----- THE DATA -----

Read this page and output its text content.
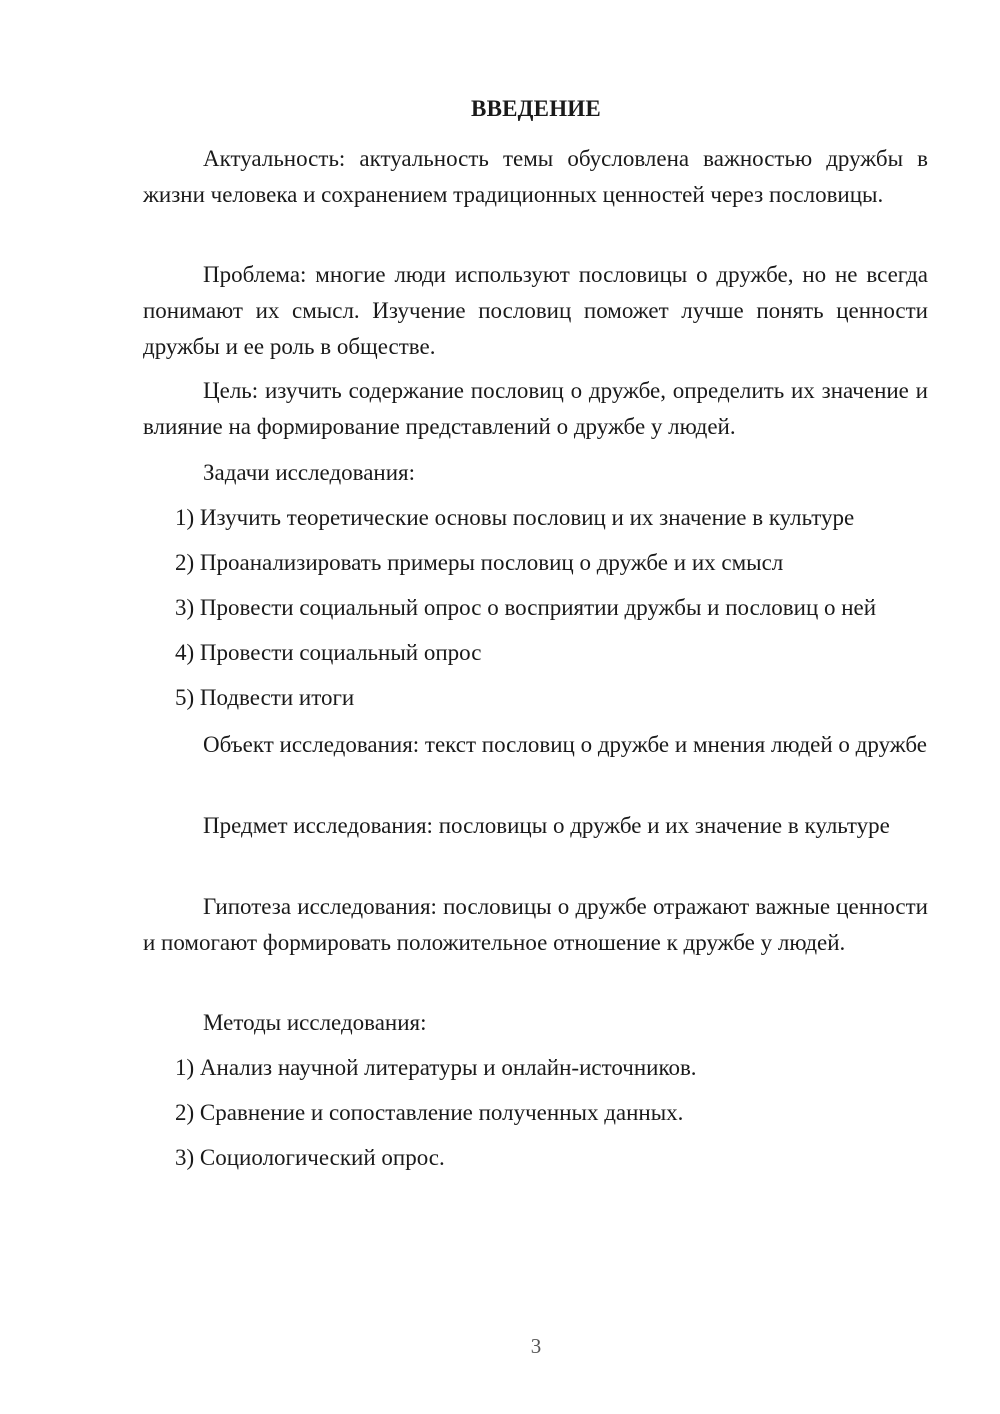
ВВЕДЕНИЕ

Актуальность: актуальность темы обусловлена важностью дружбы в жизни человека и сохранением традиционных ценностей через пословицы.

Проблема: многие люди используют пословицы о дружбе, но не всегда понимают их смысл. Изучение пословиц поможет лучше понять ценности дружбы и ее роль в обществе.

Цель: изучить содержание пословиц о дружбе, определить их значение и влияние на формирование представлений о дружбе у людей.

Задачи исследования:

1) Изучить теоретические основы пословиц и их значение в культуре

2) Проанализировать примеры пословиц о дружбе и их смысл

3) Провести социальный опрос о восприятии дружбы и пословиц о ней

4) Провести социальный опрос

5) Подвести итоги

Объект исследования: текст пословиц о дружбе и мнения людей о дружбе

Предмет исследования: пословицы о дружбе и их значение в культуре

Гипотеза исследования: пословицы о дружбе отражают важные ценности и помогают формировать положительное отношение к дружбе у людей.

Методы исследования:

1) Анализ научной литературы и онлайн-источников.

2) Сравнение и сопоставление полученных данных.

3) Социологический опрос.

3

-----

▸ **CHALLENGE**: State how many lines hold the word "людей". The number is the whole answer.

▸ **OUTPUT OF THE EXERCISE**: 3